(Saved data entries)

---

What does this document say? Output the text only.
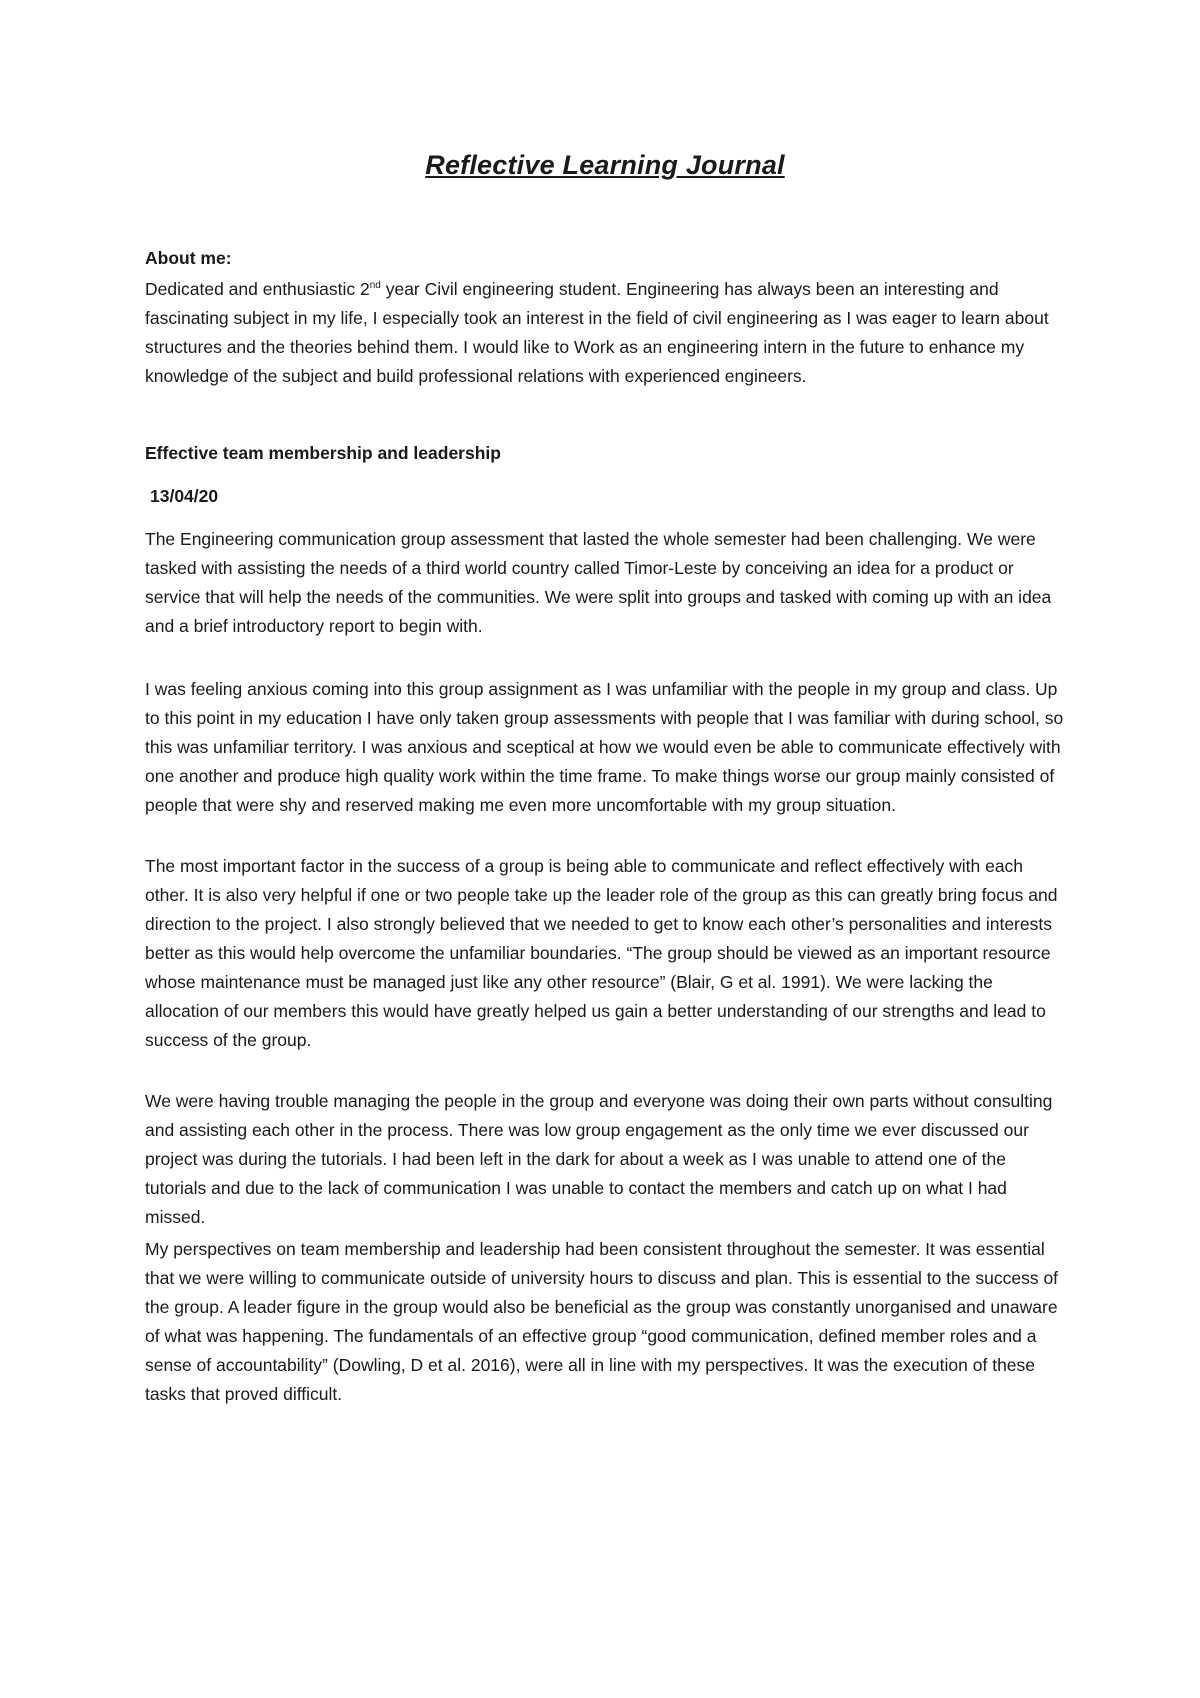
Reflective Learning Journal

About me:

Dedicated and enthusiastic 2nd year Civil engineering student. Engineering has always been an interesting and fascinating subject in my life, I especially took an interest in the field of civil engineering as I was eager to learn about structures and the theories behind them. I would like to Work as an engineering intern in the future to enhance my knowledge of the subject and build professional relations with experienced engineers.

Effective team membership and leadership

13/04/20

The Engineering communication group assessment that lasted the whole semester had been challenging. We were tasked with assisting the needs of a third world country called Timor-Leste by conceiving an idea for a product or service that will help the needs of the communities. We were split into groups and tasked with coming up with an idea and a brief introductory report to begin with.

I was feeling anxious coming into this group assignment as I was unfamiliar with the people in my group and class. Up to this point in my education I have only taken group assessments with people that I was familiar with during school, so this was unfamiliar territory. I was anxious and sceptical at how we would even be able to communicate effectively with one another and produce high quality work within the time frame. To make things worse our group mainly consisted of people that were shy and reserved making me even more uncomfortable with my group situation.

The most important factor in the success of a group is being able to communicate and reflect effectively with each other. It is also very helpful if one or two people take up the leader role of the group as this can greatly bring focus and direction to the project. I also strongly believed that we needed to get to know each other’s personalities and interests better as this would help overcome the unfamiliar boundaries. “The group should be viewed as an important resource whose maintenance must be managed just like any other resource” (Blair, G et al. 1991). We were lacking the allocation of our members this would have greatly helped us gain a better understanding of our strengths and lead to success of the group.

We were having trouble managing the people in the group and everyone was doing their own parts without consulting and assisting each other in the process. There was low group engagement as the only time we ever discussed our project was during the tutorials. I had been left in the dark for about a week as I was unable to attend one of the tutorials and due to the lack of communication I was unable to contact the members and catch up on what I had missed.

My perspectives on team membership and leadership had been consistent throughout the semester. It was essential that we were willing to communicate outside of university hours to discuss and plan. This is essential to the success of the group. A leader figure in the group would also be beneficial as the group was constantly unorganised and unaware of what was happening. The fundamentals of an effective group “good communication, defined member roles and a sense of accountability” (Dowling, D et al. 2016), were all in line with my perspectives. It was the execution of these tasks that proved difficult.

---

The exercise — Copy each line of the records containing the string "been".

Exercise answer —
Dedicated and enthusiastic 2nd year Civil engineering student. Engineering has always been an interesting and fascinating subject in my life, I especially took an interest in the field of civil engineering as I was eager to learn about structures and the theories behind them. I would like to Work as an engineering intern in the future to enhance my knowledge of the subject and build professional relations with experienced engineers.
The Engineering communication group assessment that lasted the whole semester had been challenging. We were tasked with assisting the needs of a third world country called Timor-Leste by conceiving an idea for a product or service that will help the needs of the communities. We were split into groups and tasked with coming up with an idea and a brief introductory report to begin with.
We were having trouble managing the people in the group and everyone was doing their own parts without consulting and assisting each other in the process. There was low group engagement as the only time we ever discussed our project was during the tutorials. I had been left in the dark for about a week as I was unable to attend one of the tutorials and due to the lack of communication I was unable to contact the members and catch up on what I had missed.
My perspectives on team membership and leadership had been consistent throughout the semester. It was essential that we were willing to communicate outside of university hours to discuss and plan. This is essential to the success of the group. A leader figure in the group would also be beneficial as the group was constantly unorganised and unaware of what was happening. The fundamentals of an effective group “good communication, defined member roles and a sense of accountability” (Dowling, D et al. 2016), were all in line with my perspectives. It was the execution of these tasks that proved difficult.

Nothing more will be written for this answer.